• _Objective_: Omit any picture, and return the remaining data exactly as written.

• _Available records_:
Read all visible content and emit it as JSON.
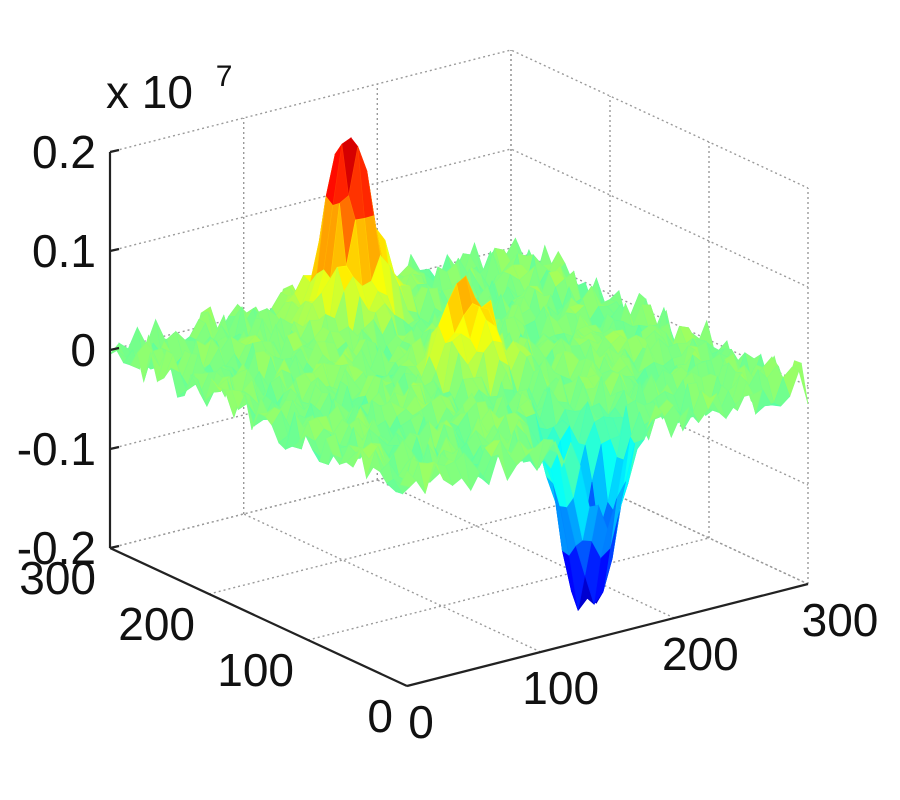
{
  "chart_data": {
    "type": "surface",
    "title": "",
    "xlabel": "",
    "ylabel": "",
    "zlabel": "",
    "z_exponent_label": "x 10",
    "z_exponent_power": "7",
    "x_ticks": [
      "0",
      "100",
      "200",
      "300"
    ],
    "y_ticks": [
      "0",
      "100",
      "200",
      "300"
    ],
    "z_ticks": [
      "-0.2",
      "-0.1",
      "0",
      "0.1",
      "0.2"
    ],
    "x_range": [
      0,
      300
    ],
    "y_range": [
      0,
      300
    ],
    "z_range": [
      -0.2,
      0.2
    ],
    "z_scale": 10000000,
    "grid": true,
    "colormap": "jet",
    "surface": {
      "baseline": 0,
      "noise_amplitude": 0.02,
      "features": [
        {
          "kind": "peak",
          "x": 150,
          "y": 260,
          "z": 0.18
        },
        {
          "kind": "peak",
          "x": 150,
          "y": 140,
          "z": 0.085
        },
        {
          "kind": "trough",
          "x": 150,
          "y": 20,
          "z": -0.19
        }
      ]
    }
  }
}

• _Solution to this problem_:
Read all visible content and emit it as JSON.
{
  "chart_data": {
    "type": "surface",
    "title": "",
    "xlabel": "",
    "ylabel": "",
    "zlabel": "",
    "z_exponent_label": "x 10",
    "z_exponent_power": "7",
    "x_ticks": [
      "0",
      "100",
      "200",
      "300"
    ],
    "y_ticks": [
      "0",
      "100",
      "200",
      "300"
    ],
    "z_ticks": [
      "-0.2",
      "-0.1",
      "0",
      "0.1",
      "0.2"
    ],
    "x_range": [
      0,
      300
    ],
    "y_range": [
      0,
      300
    ],
    "z_range": [
      -0.2,
      0.2
    ],
    "z_scale": 10000000,
    "grid": true,
    "colormap": "jet",
    "surface": {
      "baseline": 0,
      "noise_amplitude": 0.02,
      "features": [
        {
          "kind": "peak",
          "x": 150,
          "y": 260,
          "z": 0.18
        },
        {
          "kind": "peak",
          "x": 150,
          "y": 140,
          "z": 0.085
        },
        {
          "kind": "trough",
          "x": 150,
          "y": 20,
          "z": -0.19
        }
      ]
    }
  }
}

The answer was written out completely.